*Given request*
Exactly repeat the material, dropping every picture from the copy.

*Excerpted records*
Start

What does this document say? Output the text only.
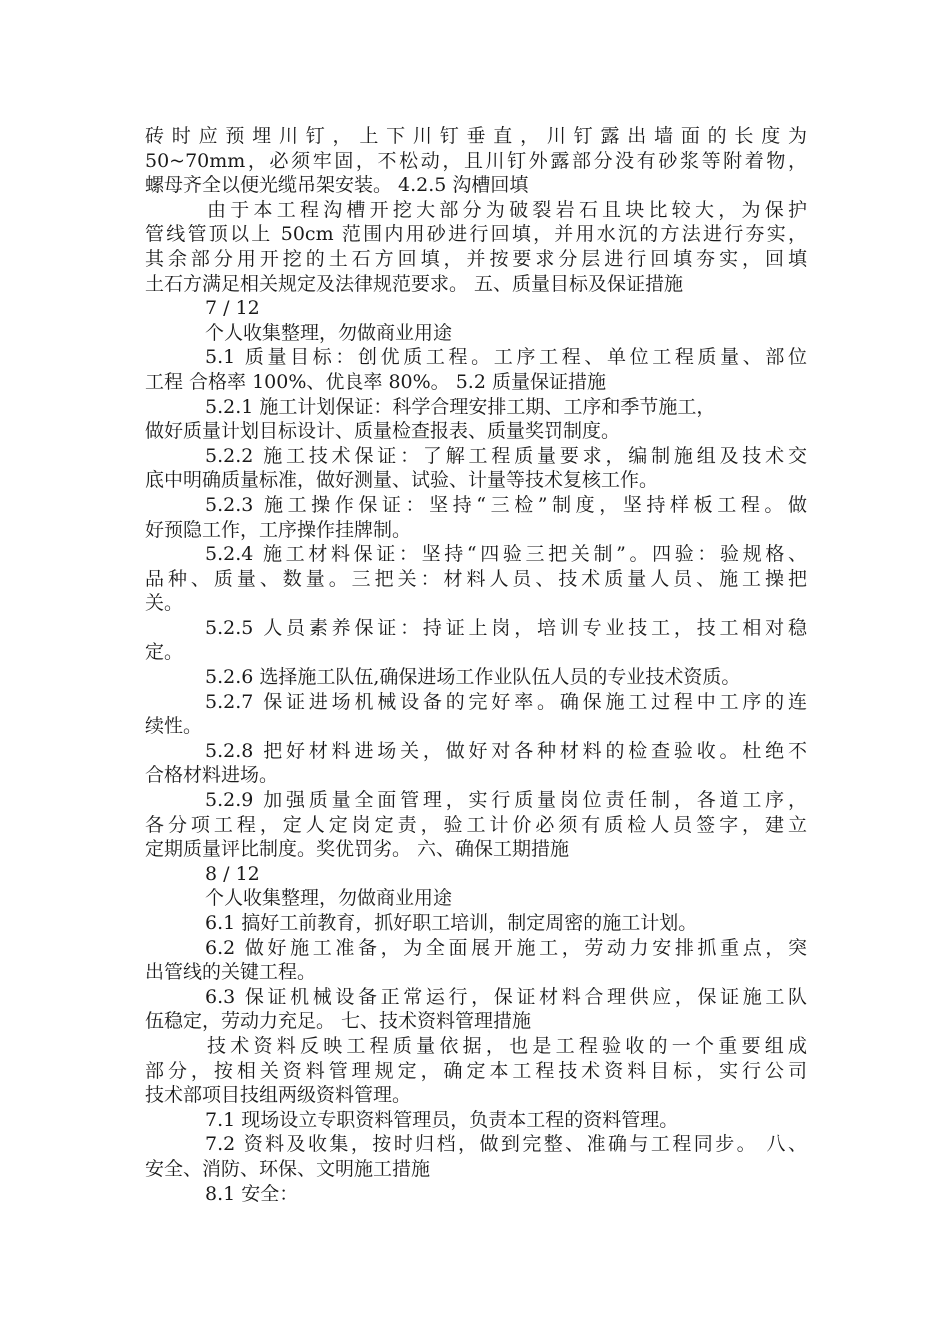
砖时应预埋川钉，上下川钉垂直，川钉露出墙面的长度为
50~70mm，必须牢固，不松动，且川钉外露部分没有砂浆等附着物，
螺母齐全以便光缆吊架安装。 4.2.5 沟槽回填
由于本工程沟槽开挖大部分为破裂岩石且块比较大，为保护
管线管顶以上 50cm 范围内用砂进行回填，并用水沉的方法进行夯实，
其余部分用开挖的土石方回填，并按要求分层进行回填夯实，回填
土石方满足相关规定及法律规范要求。 五、质量目标及保证措施
7 / 12
个人收集整理，勿做商业用途
5.1 质量目标：创优质工程。工序工程、单位工程质量、部位
工程 合格率 100%、优良率 80%。 5.2 质量保证措施
5.2.1 施工计划保证：科学合理安排工期、工序和季节施工，
做好质量计划目标设计、质量检查报表、质量奖罚制度。
5.2.2 施工技术保证：了解工程质量要求，编制施组及技术交
底中明确质量标准，做好测量、试验、计量等技术复核工作。
5.2.3 施工操作保证：坚持“三检”制度，坚持样板工程。做
好预隐工作，工序操作挂牌制。
5.2.4 施工材料保证：坚持“四验三把关制”。四验：验规格、
品种、质量、数量。三把关：材料人员、技术质量人员、施工操把
关。
5.2.5 人员素养保证：持证上岗，培训专业技工，技工相对稳
定。
5.2.6 选择施工队伍,确保进场工作业队伍人员的专业技术资质。
5.2.7 保证进场机械设备的完好率。确保施工过程中工序的连
续性。
5.2.8 把好材料进场关，做好对各种材料的检查验收。杜绝不
合格材料进场。
5.2.9 加强质量全面管理，实行质量岗位责任制，各道工序，
各分项工程，定人定岗定责，验工计价必须有质检人员签字，建立
定期质量评比制度。奖优罚劣。 六、确保工期措施
8 / 12
个人收集整理，勿做商业用途
6.1 搞好工前教育，抓好职工培训，制定周密的施工计划。
6.2 做好施工准备，为全面展开施工，劳动力安排抓重点，突
出管线的关键工程。
6.3 保证机械设备正常运行，保证材料合理供应，保证施工队
伍稳定，劳动力充足。 七、技术资料管理措施
技术资料反映工程质量依据，也是工程验收的一个重要组成
部分，按相关资料管理规定，确定本工程技术资料目标，实行公司
技术部项目技组两级资料管理。
7.1 现场设立专职资料管理员，负责本工程的资料管理。
7.2 资料及收集，按时归档，做到完整、准确与工程同步。 八、
安全、消防、环保、文明施工措施
8.1 安全：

End

*The output*
What does this document say? Output the text only.
砖时应预埋川钉，上下川钉垂直，川钉露出墙面的长度为
50~70mm，必须牢固，不松动，且川钉外露部分没有砂浆等附着物，
螺母齐全以便光缆吊架安装。 4.2.5 沟槽回填
由于本工程沟槽开挖大部分为破裂岩石且块比较大，为保护
管线管顶以上 50cm 范围内用砂进行回填，并用水沉的方法进行夯实，
其余部分用开挖的土石方回填，并按要求分层进行回填夯实，回填
土石方满足相关规定及法律规范要求。 五、质量目标及保证措施
7 / 12
个人收集整理，勿做商业用途
5.1 质量目标：创优质工程。工序工程、单位工程质量、部位
工程 合格率 100%、优良率 80%。 5.2 质量保证措施
5.2.1 施工计划保证：科学合理安排工期、工序和季节施工，
做好质量计划目标设计、质量检查报表、质量奖罚制度。
5.2.2 施工技术保证：了解工程质量要求，编制施组及技术交
底中明确质量标准，做好测量、试验、计量等技术复核工作。
5.2.3 施工操作保证：坚持“三检”制度，坚持样板工程。做
好预隐工作，工序操作挂牌制。
5.2.4 施工材料保证：坚持“四验三把关制”。四验：验规格、
品种、质量、数量。三把关：材料人员、技术质量人员、施工操把
关。
5.2.5 人员素养保证：持证上岗，培训专业技工，技工相对稳
定。
5.2.6 选择施工队伍,确保进场工作业队伍人员的专业技术资质。
5.2.7 保证进场机械设备的完好率。确保施工过程中工序的连
续性。
5.2.8 把好材料进场关，做好对各种材料的检查验收。杜绝不
合格材料进场。
5.2.9 加强质量全面管理，实行质量岗位责任制，各道工序，
各分项工程，定人定岗定责，验工计价必须有质检人员签字，建立
定期质量评比制度。奖优罚劣。 六、确保工期措施
8 / 12
个人收集整理，勿做商业用途
6.1 搞好工前教育，抓好职工培训，制定周密的施工计划。
6.2 做好施工准备，为全面展开施工，劳动力安排抓重点，突
出管线的关键工程。
6.3 保证机械设备正常运行，保证材料合理供应，保证施工队
伍稳定，劳动力充足。 七、技术资料管理措施
技术资料反映工程质量依据，也是工程验收的一个重要组成
部分，按相关资料管理规定，确定本工程技术资料目标，实行公司
技术部项目技组两级资料管理。
7.1 现场设立专职资料管理员，负责本工程的资料管理。
7.2 资料及收集，按时归档，做到完整、准确与工程同步。 八、
安全、消防、环保、文明施工措施
8.1 安全：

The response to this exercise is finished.